Former Central FC head coach Zoran Vranes is set to return to the international arena after agreeing to take charge of the Trinidad and Tobago National Under-23 Team for their Rio 2016 Olympics qualifying campaign.

Photo: Yugoslavia-born coach Zoran Vranes led Central FC to the 2014 First Citizens Cup title but subsequently stepped aside for Terry Fenwick to take over first team duties. (Courtesy Allan V Crane/Wired868)
Photo: Yugoslavia-born coach Zoran Vranes led Central FC to the 2014 First Citizens Cup title but subsequently stepped aside for Terry Fenwick to take over first team duties.
(Courtesy Allan V Crane/Wired868)

Vranes expects to be assisted by former Trinidad and Tobago international Reynold Carrington, who recently resigned his post as Point Fortin Civic head coach, ex-St Ann’s Rangers coach Gilbert Bateau and Rangers goalkeeping coach Nigel Neverson.

However, Vranes, who steered Trinidad and Tobago to the Egypt 2009 World Youth Cup, cautioned fans to be realistic about the journey ahead. And the Yugoslavia-born coach admitted he might not have accepted the job if he was aware of the time frame before the squad’s first competitive assignment.

The Under-23 “Soca Warriors” will start their campaign on 22 June 2015 in a Caribbean group in Puerto Rico. But Vranes claimed he was initially told that their Olympic qualifiers would start in August.

Data shown
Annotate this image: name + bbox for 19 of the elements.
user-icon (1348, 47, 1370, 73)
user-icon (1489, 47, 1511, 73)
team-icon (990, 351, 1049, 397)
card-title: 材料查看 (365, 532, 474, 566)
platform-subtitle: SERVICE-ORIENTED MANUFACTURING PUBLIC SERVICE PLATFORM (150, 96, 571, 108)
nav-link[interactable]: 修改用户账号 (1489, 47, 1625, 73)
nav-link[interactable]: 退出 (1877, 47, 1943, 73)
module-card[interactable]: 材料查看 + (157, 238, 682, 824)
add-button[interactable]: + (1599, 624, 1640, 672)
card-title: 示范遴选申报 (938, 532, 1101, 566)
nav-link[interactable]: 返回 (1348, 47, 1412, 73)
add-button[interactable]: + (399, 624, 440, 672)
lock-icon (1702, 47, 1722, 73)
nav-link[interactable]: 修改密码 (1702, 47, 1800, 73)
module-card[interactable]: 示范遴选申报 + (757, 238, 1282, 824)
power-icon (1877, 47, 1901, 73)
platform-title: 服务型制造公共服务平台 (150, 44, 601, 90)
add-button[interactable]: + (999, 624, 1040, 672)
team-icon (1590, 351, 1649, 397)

Task statement
Answer these questions from the article about Zoran Vranes.
(a) Which team has Vranes agreed to take charge of?
(b) To which tournament did Vranes steer Trinidad and Tobago?
(c) Where will the Under-23 team start its campaign on 22 June 2015?

Task output
(a) The Trinidad and Tobago National Under-23 Team.
(b) The Egypt 2009 World Youth Cup.
(c) In a Caribbean group in Puerto Rico.